** Work instructions **
List all the lines in these records that hold "Options".
begin Information shown
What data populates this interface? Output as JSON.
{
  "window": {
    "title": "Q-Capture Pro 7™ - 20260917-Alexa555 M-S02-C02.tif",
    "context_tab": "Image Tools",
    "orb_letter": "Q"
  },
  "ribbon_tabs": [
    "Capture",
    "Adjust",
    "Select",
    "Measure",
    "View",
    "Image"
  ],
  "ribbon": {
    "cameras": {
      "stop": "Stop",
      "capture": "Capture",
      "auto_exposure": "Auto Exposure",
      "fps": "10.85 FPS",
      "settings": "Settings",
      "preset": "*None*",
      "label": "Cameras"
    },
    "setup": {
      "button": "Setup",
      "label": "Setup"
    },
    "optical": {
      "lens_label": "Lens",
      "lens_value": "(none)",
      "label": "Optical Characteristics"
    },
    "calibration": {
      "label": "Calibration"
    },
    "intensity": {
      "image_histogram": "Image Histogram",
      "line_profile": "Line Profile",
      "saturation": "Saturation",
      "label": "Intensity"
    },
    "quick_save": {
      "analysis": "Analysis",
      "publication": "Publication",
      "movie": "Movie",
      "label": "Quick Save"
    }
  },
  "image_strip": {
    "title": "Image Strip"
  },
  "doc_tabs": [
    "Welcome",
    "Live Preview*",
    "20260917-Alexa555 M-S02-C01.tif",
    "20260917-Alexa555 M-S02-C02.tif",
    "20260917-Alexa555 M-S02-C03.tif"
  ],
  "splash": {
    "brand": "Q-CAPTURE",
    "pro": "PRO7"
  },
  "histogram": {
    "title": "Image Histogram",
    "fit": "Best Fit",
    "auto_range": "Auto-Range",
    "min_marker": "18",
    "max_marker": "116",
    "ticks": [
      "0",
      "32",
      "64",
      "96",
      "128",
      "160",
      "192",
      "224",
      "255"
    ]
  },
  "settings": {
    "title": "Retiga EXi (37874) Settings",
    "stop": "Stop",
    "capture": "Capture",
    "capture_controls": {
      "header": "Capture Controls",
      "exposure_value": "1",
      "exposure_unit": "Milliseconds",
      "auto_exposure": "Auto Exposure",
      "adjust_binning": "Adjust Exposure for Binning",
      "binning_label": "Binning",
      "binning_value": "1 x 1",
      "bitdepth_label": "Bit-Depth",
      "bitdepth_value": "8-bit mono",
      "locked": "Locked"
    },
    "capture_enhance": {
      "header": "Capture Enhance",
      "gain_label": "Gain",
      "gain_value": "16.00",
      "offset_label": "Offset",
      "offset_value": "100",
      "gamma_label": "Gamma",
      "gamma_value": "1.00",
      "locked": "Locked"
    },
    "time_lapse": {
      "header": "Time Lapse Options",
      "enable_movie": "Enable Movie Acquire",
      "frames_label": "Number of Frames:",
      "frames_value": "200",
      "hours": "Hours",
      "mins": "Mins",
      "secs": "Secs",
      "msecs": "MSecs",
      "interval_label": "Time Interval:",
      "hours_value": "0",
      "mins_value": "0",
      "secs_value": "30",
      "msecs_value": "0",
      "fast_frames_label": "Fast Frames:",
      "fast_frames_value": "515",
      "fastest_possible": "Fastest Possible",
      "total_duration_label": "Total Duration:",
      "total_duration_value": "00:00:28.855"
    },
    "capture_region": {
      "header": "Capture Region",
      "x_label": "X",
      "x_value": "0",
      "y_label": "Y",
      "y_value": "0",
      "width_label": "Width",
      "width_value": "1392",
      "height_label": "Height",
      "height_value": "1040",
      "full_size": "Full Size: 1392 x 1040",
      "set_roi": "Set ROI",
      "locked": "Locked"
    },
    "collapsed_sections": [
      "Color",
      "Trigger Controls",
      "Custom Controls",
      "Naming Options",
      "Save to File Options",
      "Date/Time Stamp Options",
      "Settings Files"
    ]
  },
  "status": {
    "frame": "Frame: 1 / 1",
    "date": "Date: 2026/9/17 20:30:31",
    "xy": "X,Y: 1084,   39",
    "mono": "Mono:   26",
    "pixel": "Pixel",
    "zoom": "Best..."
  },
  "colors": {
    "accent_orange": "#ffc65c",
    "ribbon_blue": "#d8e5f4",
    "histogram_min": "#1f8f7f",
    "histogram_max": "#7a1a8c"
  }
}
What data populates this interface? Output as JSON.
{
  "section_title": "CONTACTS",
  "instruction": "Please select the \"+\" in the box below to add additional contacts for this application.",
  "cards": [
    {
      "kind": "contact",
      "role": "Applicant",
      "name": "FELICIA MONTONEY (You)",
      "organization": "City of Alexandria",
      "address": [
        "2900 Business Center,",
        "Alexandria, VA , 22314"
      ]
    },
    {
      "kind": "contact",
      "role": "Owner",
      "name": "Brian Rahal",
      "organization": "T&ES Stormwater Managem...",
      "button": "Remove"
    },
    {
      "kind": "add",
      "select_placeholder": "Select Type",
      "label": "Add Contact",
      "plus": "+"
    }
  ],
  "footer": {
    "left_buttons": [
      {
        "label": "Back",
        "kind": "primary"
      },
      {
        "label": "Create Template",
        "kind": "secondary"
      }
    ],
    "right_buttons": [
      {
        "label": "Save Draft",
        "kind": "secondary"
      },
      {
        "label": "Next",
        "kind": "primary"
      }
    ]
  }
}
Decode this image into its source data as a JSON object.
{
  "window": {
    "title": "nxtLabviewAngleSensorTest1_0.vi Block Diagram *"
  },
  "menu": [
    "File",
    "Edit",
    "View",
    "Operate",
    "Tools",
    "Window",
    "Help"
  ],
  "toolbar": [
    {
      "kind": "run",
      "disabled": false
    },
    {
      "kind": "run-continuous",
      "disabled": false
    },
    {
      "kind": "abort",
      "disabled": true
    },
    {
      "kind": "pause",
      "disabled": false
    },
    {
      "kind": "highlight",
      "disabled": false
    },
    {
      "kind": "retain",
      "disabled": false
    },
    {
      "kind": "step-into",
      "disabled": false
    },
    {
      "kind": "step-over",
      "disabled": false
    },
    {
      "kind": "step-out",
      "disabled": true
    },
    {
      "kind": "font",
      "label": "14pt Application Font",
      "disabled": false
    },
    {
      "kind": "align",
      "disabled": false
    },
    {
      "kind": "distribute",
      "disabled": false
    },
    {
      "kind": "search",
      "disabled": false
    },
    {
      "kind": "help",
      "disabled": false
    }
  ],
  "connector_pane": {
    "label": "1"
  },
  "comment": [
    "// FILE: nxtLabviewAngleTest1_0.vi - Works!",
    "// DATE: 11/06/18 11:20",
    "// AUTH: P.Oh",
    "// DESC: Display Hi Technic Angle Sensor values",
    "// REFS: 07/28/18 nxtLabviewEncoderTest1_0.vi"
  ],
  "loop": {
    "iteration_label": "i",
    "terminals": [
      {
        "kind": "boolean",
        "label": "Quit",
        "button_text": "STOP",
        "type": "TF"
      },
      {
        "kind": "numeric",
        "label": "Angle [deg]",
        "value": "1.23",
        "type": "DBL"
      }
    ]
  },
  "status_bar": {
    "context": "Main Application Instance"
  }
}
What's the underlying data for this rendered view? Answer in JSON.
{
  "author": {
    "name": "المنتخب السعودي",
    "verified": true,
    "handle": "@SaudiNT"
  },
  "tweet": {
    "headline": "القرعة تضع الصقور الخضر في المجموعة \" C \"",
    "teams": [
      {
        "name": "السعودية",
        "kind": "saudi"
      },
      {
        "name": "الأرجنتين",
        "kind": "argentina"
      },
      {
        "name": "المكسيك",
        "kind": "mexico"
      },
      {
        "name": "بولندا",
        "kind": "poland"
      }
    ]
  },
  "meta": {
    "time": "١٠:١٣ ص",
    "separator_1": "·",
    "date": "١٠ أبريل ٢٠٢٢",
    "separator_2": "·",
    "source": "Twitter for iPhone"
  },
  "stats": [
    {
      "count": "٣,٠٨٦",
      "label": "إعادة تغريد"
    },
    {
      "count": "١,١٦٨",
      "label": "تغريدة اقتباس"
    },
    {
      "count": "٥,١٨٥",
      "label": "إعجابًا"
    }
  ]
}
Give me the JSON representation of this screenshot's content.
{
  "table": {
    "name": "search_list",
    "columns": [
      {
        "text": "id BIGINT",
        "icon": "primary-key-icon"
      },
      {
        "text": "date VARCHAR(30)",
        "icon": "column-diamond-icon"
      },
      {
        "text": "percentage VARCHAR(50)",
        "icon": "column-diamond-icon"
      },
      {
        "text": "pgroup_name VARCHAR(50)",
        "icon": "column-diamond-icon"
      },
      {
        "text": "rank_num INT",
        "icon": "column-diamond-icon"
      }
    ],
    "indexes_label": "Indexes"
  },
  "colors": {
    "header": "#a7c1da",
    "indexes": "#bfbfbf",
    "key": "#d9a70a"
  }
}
end Information shown
** Correct result **
      "header": "Time Lapse Options",
      "Naming Options",
      "Save to File Options",
      "Date/Time Stamp Options",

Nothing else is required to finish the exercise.